**EXERCISE PROMPT**
Collect each line of the records containing the string "момента".

**Saved entries**

# # # # # # #

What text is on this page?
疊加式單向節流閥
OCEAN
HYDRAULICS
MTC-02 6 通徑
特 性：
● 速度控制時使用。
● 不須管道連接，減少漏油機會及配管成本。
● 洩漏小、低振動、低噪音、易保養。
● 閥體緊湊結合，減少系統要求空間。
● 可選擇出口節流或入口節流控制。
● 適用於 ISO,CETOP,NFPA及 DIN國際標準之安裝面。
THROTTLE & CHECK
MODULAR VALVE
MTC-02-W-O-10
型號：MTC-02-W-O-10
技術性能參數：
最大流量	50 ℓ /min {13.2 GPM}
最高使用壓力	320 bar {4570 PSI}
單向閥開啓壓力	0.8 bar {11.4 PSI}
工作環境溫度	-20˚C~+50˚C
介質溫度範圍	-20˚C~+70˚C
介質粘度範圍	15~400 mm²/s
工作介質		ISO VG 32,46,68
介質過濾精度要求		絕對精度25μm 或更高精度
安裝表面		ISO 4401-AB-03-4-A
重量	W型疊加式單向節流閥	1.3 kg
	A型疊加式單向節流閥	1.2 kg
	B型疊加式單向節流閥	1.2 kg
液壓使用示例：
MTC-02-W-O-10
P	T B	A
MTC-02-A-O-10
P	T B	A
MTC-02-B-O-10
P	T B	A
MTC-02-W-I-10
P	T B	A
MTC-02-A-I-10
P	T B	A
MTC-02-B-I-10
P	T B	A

# # # # # # #

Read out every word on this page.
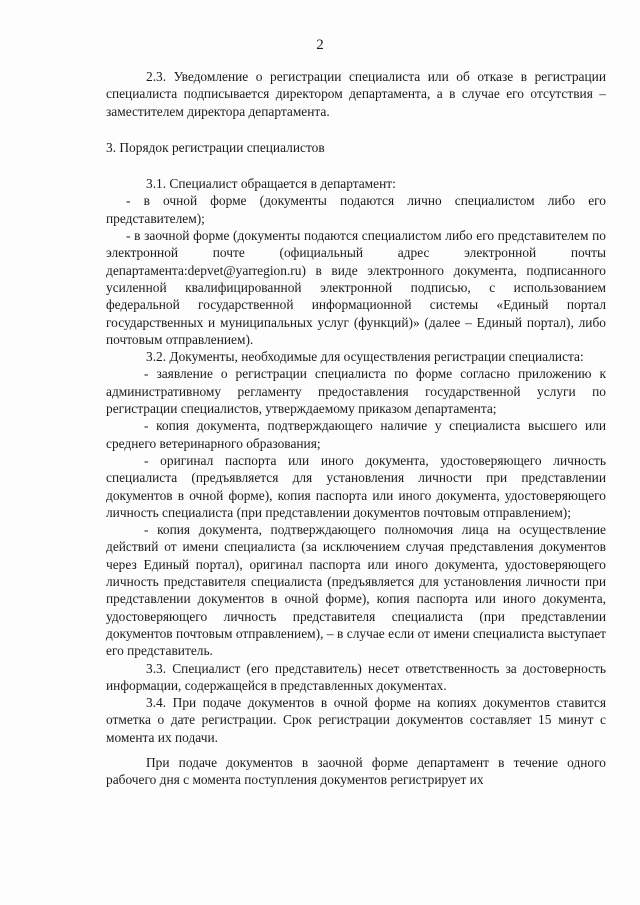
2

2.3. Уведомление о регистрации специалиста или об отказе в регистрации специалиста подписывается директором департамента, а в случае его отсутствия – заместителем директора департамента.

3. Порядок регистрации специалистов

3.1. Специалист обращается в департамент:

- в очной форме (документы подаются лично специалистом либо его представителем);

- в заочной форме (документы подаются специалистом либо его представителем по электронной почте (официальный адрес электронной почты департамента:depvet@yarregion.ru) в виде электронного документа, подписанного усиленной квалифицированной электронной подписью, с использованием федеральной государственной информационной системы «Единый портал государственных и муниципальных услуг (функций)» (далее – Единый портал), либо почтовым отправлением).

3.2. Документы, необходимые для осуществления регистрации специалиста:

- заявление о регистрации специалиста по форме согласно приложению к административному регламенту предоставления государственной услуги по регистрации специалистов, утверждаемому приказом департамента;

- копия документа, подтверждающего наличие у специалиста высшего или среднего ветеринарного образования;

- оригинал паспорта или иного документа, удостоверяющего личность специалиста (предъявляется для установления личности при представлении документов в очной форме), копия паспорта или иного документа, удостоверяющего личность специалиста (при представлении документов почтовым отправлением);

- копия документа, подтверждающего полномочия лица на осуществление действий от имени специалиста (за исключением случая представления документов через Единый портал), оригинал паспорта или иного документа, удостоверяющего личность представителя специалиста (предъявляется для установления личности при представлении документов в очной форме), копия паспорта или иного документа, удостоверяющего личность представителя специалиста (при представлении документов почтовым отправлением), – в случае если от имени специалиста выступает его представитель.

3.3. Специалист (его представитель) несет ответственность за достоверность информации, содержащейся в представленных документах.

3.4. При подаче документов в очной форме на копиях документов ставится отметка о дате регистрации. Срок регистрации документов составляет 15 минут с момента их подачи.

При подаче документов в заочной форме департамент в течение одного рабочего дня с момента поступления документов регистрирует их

# # # # # # #

**TASK RESPONSE**
3.4. При подаче документов в очной форме на копиях документов ставится отметка о дате регистрации. Срок регистрации документов составляет 15 минут с момента их подачи.
При подаче документов в заочной форме департамент в течение одного рабочего дня с момента поступления документов регистрирует их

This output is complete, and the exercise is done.